*Stored data entries:*

┌──

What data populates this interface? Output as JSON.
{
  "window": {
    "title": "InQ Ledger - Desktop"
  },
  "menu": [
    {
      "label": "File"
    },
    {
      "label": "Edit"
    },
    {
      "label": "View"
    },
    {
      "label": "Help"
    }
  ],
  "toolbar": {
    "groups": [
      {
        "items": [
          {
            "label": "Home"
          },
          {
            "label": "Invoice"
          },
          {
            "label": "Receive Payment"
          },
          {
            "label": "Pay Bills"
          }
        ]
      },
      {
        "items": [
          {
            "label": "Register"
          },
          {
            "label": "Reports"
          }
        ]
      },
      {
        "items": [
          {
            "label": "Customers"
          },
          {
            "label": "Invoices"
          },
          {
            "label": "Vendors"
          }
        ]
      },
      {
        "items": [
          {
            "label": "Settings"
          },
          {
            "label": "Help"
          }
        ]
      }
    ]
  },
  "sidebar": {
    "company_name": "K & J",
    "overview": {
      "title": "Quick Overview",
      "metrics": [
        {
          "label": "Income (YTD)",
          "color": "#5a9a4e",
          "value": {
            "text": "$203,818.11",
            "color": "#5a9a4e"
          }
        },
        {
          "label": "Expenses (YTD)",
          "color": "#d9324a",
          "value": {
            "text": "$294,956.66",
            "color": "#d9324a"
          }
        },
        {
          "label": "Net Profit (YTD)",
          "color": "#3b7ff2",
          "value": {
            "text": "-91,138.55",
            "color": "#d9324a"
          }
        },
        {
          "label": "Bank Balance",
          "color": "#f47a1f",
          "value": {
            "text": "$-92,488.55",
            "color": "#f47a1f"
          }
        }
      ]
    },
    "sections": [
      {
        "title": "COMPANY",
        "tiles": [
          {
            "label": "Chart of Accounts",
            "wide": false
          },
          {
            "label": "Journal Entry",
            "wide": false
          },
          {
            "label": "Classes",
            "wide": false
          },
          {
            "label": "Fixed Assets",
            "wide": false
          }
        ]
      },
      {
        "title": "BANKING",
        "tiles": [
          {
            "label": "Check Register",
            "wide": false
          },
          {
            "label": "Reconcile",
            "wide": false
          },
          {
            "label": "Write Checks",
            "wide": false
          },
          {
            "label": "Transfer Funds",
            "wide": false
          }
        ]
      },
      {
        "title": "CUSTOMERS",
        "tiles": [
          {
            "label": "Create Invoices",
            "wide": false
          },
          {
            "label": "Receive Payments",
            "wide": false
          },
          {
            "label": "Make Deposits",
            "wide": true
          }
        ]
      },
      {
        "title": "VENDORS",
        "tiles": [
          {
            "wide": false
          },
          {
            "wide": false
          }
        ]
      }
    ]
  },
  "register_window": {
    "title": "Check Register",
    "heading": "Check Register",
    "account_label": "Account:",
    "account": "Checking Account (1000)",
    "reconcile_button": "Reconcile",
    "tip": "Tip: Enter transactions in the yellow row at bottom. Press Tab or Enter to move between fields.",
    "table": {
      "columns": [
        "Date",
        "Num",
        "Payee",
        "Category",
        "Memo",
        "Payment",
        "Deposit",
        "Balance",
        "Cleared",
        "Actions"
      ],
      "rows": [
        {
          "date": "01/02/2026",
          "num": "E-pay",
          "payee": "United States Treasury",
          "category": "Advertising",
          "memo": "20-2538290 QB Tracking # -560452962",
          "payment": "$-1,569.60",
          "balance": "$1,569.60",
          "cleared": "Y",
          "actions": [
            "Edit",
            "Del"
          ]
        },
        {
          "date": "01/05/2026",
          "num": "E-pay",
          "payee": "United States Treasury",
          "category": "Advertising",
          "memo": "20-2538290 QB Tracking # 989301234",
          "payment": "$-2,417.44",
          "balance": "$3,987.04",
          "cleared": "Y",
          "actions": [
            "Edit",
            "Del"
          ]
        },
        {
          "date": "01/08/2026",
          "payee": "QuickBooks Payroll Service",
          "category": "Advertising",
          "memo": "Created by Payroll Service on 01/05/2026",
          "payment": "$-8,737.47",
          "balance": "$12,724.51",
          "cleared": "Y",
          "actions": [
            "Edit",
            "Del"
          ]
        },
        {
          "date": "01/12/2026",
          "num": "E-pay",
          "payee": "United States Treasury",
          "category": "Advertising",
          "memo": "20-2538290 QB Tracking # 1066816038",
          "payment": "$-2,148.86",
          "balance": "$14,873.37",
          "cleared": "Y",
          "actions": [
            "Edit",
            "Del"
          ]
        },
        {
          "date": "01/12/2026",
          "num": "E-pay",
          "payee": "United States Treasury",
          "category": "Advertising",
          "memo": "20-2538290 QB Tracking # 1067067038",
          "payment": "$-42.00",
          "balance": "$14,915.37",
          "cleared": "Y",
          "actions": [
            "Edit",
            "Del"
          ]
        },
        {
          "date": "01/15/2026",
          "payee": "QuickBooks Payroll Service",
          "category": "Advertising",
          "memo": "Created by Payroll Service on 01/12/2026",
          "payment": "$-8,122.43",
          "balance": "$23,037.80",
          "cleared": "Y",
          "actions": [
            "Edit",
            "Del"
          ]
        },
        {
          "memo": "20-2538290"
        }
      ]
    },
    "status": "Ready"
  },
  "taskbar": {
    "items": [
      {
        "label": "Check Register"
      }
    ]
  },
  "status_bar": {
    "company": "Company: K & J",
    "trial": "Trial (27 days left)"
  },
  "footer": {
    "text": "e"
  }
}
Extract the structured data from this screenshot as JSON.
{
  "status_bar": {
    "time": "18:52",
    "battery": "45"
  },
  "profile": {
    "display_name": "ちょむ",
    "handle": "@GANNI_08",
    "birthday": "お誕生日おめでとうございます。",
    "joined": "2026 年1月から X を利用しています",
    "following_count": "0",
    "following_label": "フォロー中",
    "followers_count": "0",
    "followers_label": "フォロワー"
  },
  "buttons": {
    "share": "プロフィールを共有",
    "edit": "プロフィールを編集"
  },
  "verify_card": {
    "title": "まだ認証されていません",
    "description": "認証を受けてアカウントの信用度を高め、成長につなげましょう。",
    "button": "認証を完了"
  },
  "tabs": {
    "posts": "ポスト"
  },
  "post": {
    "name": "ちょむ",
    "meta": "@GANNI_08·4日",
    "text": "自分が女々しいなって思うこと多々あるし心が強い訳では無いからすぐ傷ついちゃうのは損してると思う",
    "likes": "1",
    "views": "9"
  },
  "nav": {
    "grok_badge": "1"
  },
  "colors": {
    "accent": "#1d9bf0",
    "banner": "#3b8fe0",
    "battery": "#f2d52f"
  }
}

└──

Repeat, without change, each line of the data above from the one that contains "Extract the structured" through the final line, counting both.

Extract the structured data from this screenshot as JSON.
{
  "status_bar": {
    "time": "18:52",
    "battery": "45"
  },
  "profile": {
    "display_name": "ちょむ",
    "handle": "@GANNI_08",
    "birthday": "お誕生日おめでとうございます。",
    "joined": "2026 年1月から X を利用しています",
    "following_count": "0",
    "following_label": "フォロー中",
    "followers_count": "0",
    "followers_label": "フォロワー"
  },
  "buttons": {
    "share": "プロフィールを共有",
    "edit": "プロフィールを編集"
  },
  "verify_card": {
    "title": "まだ認証されていません",
    "description": "認証を受けてアカウントの信用度を高め、成長につなげましょう。",
    "button": "認証を完了"
  },
  "tabs": {
    "posts": "ポスト"
  },
  "post": {
    "name": "ちょむ",
    "meta": "@GANNI_08·4日",
    "text": "自分が女々しいなって思うこと多々あるし心が強い訳では無いからすぐ傷ついちゃうのは損してると思う",
    "likes": "1",
    "views": "9"
  },
  "nav": {
    "grok_badge": "1"
  },
  "colors": {
    "accent": "#1d9bf0",
    "banner": "#3b8fe0",
    "battery": "#f2d52f"
  }
}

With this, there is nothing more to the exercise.